## TO-DO LIST
a) List every machine learning vocabulary or ontology that the ML-Schema page says its core ontology is mapped to.
b) Continue the forum post about ontologies for data preparation tasks, starting after its last sentence.

## SOURCE
* * * * *
ML-Schema / core

📚 CORE ontology of ML-Schema and mapping to other machine learning vocabularies and ontologies (DMOP, Exposé, OntoDM, and MEX)
http://purl.org/mls
26 stars 7 forks source link

Data Preparation Tasks #27

Open siebert-julien opened 1 year ago

siebert-julien commented 1 year ago

Dear all,

My name is Julien and I am a researcher working for the Fraunhofer Institute for Experimental Software Engineering (IESE) in Kaiserslautern, Germany. I am quite new to the topic of ontologies, so please excuse me if I ask naive questions.

I am interested in ontologie(s) representing data preparation aspects. The underlying context has to do with how preparation tasks influence the quality the prediction and how to reason about it. One can think of missing values, outliers, colinear features, imbalanced features, etc. as data characteristics that can have an impact on the prediction.

I recently started with the state-of-the art (reading published papers), I haven't looked so much yet into the state-of the practice (e.g., getting my hands dirty on some libraries).

My first impression is that existing ontologies seems to be more focused on the prediction part of the data analysis pipelines, is that correct? or am I missing something?
* * * * *
## INFORMATION SHOWN
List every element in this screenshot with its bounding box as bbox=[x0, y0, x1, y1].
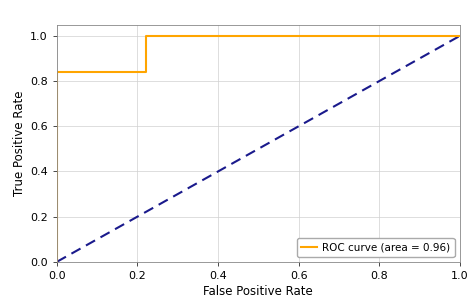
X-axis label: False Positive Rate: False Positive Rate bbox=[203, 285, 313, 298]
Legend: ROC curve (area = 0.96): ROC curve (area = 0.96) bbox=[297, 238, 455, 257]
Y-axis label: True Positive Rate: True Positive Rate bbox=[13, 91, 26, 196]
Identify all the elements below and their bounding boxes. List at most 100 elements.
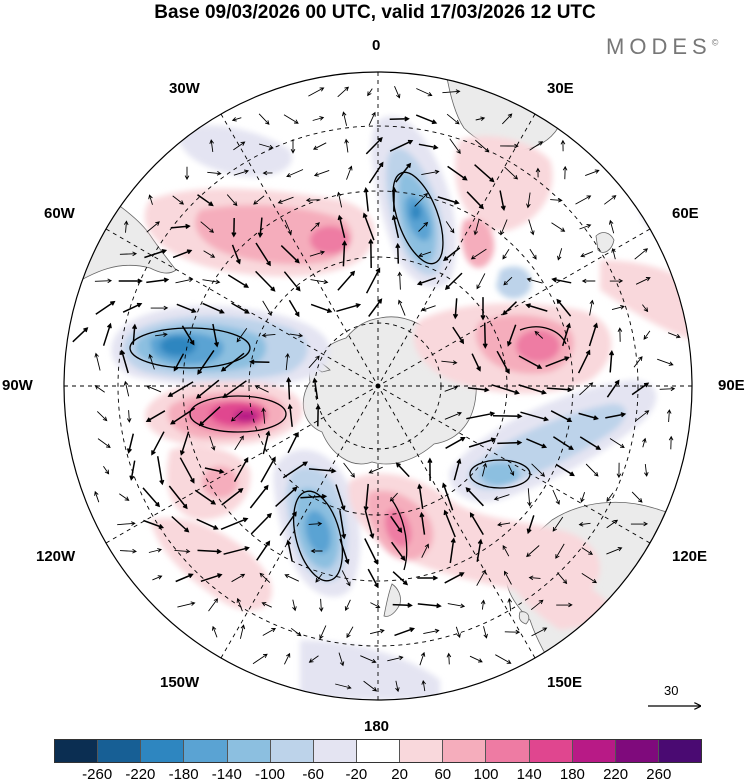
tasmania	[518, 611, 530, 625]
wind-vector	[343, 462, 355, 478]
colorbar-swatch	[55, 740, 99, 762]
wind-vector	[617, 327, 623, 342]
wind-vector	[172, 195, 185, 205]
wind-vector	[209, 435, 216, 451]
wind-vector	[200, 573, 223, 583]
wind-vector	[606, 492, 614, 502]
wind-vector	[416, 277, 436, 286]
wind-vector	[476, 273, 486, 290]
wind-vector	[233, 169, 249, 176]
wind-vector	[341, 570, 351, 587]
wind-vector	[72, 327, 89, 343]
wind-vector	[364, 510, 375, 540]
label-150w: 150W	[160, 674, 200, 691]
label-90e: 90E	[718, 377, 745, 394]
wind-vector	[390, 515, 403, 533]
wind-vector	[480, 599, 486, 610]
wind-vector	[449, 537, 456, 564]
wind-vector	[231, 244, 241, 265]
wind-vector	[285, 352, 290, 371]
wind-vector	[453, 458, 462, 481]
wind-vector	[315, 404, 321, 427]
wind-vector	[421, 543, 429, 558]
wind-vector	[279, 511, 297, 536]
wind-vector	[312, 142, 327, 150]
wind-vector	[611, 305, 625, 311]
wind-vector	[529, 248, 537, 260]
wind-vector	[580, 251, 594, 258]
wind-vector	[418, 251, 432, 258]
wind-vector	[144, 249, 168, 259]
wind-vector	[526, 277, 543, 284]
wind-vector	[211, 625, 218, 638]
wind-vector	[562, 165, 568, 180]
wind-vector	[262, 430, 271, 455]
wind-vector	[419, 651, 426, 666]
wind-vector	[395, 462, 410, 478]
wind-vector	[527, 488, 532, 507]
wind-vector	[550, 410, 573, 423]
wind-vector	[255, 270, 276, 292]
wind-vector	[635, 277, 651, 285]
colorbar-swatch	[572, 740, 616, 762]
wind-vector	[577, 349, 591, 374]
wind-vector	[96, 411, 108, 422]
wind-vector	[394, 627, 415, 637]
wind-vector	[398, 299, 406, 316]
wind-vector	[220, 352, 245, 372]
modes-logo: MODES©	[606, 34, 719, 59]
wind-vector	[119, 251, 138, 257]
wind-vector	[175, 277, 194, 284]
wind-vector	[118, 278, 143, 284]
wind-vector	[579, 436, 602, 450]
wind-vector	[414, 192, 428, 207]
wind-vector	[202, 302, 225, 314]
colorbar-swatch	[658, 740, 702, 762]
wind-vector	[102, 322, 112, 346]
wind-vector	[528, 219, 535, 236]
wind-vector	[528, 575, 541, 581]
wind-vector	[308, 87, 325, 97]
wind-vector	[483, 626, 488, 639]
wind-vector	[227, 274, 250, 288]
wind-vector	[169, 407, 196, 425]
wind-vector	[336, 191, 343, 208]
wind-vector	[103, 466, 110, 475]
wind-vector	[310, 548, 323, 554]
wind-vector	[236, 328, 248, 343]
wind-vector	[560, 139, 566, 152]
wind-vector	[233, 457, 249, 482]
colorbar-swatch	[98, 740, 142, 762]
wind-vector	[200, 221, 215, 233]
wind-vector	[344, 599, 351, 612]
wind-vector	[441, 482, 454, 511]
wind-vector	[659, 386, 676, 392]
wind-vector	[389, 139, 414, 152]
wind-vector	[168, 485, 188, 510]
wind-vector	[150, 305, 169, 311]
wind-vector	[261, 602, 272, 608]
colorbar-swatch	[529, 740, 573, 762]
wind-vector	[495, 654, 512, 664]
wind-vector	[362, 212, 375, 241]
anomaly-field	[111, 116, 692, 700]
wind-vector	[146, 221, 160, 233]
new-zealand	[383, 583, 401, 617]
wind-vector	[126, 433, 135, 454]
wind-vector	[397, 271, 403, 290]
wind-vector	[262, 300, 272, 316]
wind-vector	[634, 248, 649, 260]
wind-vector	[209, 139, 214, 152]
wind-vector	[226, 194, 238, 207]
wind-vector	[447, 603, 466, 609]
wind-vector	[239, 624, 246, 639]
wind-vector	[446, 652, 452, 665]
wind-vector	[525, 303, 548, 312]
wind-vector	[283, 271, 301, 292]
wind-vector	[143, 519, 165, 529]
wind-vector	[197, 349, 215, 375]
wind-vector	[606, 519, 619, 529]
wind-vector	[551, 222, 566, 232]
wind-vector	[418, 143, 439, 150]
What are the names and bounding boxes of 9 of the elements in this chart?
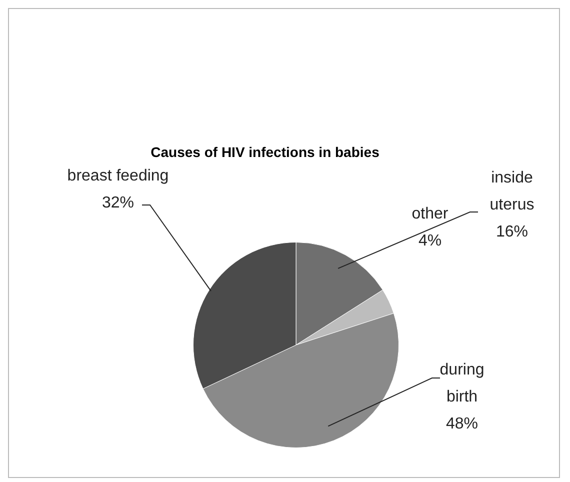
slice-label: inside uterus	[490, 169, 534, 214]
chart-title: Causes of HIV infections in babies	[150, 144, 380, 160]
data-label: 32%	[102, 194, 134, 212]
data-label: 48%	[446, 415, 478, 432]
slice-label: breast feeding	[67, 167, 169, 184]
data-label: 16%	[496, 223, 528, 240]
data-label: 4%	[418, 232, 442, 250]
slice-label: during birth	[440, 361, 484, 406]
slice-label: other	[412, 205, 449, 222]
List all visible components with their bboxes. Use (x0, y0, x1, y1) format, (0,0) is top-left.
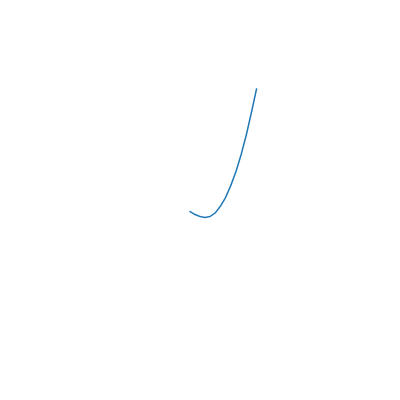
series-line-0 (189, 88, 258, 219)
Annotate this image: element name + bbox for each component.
* * * * *
## EXERCISE ANSWERS
a) DMOP, Exposé, OntoDM, MEX

b)
joaquinvanschoren commented 1 year ago

In MLSchema, an 'implementation' can be any complex preprocessing pipeline, but I think that you are right that most ontologies don't express exactly which preprocessing happens in the pipeline.

There are certainly ways to do that, e.g. https://docs.datadrivendiscovery.org/devel/write_pipeline.html https://onnx.ai/sklearn-onnx/auto_tutorial/plot_abegin_convert_pipeline.html https://huggingface.co/docs/optimum/onnxruntime/usage_guides/pipelines https://www.tensorflow.org/tfx/tutorials/tfx/template

Every tool basically uses what works for them, usually based on a DAG. I'm not aware of significant standardization efforts in this area. I would be very interested if you found any :).

siebert-julien commented 1 year ago

@joaquinvanschoren Thank you for your answer. I am now involved in a EU project proposal, I also looked at some state-of-the-art, I also have not seen anything in the direction of standardization. I'll keep looking ;)